Aim »
In your copy, leave out the pictures and repeat the entries below exactly.

-*-

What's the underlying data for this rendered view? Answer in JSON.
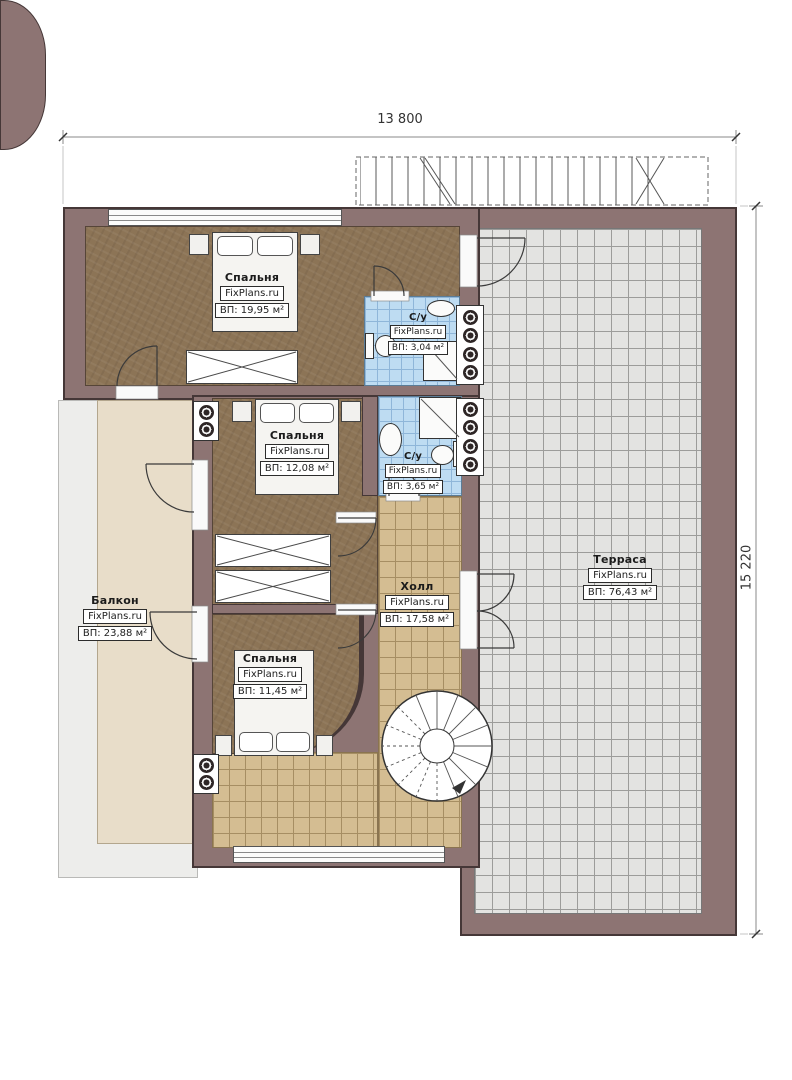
{
  "plan": {
    "type": "apartment-floor-plan",
    "branding": "FixPlans.ru"
  },
  "dimensions": {
    "width": "13 800",
    "height": "15 220"
  },
  "rooms": [
    {
      "id": "bedroom-1",
      "name": "Спальня",
      "area": "ВП: 19,95 м²"
    },
    {
      "id": "bathroom-1",
      "name": "С/у",
      "area": "ВП: 3,04 м²"
    },
    {
      "id": "bedroom-2",
      "name": "Спальня",
      "area": "ВП: 12,08 м²"
    },
    {
      "id": "bathroom-2",
      "name": "С/у",
      "area": "ВП: 3,65 м²"
    },
    {
      "id": "balcony",
      "name": "Балкон",
      "area": "ВП: 23,88 м²"
    },
    {
      "id": "hall",
      "name": "Холл",
      "area": "ВП: 17,58 м²"
    },
    {
      "id": "terrace",
      "name": "Терраса",
      "area": "ВП: 76,43 м²"
    },
    {
      "id": "bedroom-3",
      "name": "Спальня",
      "area": "ВП: 11,45 м²"
    }
  ],
  "colors": {
    "wall": "#8d7473",
    "wall_edge": "#453737",
    "bedroom_floor": "#8c7456",
    "bathroom_tile": "#bedcf2",
    "hall_tile": "#d4bd92",
    "terrace_tile": "#e3e3e1",
    "balcony_floor": "#e8ddc9"
  }
}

-*-

The reply »
What's the underlying data for this rendered view? Answer in JSON.
{
  "plan": {
    "type": "apartment-floor-plan",
    "branding": "FixPlans.ru"
  },
  "dimensions": {
    "width": "13 800",
    "height": "15 220"
  },
  "rooms": [
    {
      "id": "bedroom-1",
      "name": "Спальня",
      "area": "ВП: 19,95 м²"
    },
    {
      "id": "bathroom-1",
      "name": "С/у",
      "area": "ВП: 3,04 м²"
    },
    {
      "id": "bedroom-2",
      "name": "Спальня",
      "area": "ВП: 12,08 м²"
    },
    {
      "id": "bathroom-2",
      "name": "С/у",
      "area": "ВП: 3,65 м²"
    },
    {
      "id": "balcony",
      "name": "Балкон",
      "area": "ВП: 23,88 м²"
    },
    {
      "id": "hall",
      "name": "Холл",
      "area": "ВП: 17,58 м²"
    },
    {
      "id": "terrace",
      "name": "Терраса",
      "area": "ВП: 76,43 м²"
    },
    {
      "id": "bedroom-3",
      "name": "Спальня",
      "area": "ВП: 11,45 м²"
    }
  ],
  "colors": {
    "wall": "#8d7473",
    "wall_edge": "#453737",
    "bedroom_floor": "#8c7456",
    "bathroom_tile": "#bedcf2",
    "hall_tile": "#d4bd92",
    "terrace_tile": "#e3e3e1",
    "balcony_floor": "#e8ddc9"
  }
}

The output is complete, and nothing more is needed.